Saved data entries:
################

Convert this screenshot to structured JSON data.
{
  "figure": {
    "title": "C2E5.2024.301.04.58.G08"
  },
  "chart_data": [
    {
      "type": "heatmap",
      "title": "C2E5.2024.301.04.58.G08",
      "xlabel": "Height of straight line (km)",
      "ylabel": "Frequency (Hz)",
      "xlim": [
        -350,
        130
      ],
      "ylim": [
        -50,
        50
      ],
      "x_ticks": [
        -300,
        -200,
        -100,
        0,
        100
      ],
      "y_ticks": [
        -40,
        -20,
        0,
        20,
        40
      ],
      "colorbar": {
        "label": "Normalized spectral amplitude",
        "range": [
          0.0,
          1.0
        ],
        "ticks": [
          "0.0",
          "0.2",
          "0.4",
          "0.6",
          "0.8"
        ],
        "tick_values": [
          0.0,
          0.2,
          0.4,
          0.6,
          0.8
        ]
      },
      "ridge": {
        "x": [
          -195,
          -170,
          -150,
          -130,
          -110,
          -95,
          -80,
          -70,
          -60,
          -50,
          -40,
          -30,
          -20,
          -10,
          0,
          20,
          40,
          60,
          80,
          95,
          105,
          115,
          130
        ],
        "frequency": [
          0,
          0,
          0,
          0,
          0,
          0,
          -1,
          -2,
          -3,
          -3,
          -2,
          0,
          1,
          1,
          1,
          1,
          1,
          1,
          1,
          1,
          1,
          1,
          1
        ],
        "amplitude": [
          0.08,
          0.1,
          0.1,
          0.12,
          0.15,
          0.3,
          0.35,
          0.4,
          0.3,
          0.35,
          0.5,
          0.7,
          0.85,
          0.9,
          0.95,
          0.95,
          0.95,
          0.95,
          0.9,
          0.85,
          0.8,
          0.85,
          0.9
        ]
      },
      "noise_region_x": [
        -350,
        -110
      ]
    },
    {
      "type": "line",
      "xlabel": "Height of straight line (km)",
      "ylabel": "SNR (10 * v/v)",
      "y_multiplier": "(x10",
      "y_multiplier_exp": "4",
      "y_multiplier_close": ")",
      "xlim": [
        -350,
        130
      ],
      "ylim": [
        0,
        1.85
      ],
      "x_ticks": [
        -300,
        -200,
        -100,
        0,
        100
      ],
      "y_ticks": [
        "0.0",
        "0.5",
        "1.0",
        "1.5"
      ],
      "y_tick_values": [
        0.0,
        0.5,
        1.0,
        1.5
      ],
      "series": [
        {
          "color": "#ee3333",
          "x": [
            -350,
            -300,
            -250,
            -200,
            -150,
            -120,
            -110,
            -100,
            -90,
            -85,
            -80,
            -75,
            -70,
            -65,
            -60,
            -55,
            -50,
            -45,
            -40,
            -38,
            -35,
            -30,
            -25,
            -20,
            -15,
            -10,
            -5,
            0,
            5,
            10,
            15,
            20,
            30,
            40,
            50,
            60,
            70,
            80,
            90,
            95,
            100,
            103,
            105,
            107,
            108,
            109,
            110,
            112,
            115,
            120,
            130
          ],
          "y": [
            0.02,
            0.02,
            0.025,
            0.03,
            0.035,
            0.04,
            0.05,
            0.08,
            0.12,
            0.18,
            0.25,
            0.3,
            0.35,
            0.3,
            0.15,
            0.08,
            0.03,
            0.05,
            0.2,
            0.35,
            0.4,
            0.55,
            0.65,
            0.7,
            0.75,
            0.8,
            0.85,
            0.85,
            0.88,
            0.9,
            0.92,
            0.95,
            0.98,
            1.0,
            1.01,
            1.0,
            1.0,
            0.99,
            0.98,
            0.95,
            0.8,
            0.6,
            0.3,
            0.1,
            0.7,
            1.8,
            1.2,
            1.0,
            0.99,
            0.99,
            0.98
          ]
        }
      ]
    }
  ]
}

################

GIVEN PROBLEM
Count each line with "title" in it and report that figure by itself.

WORKED ANSWER
2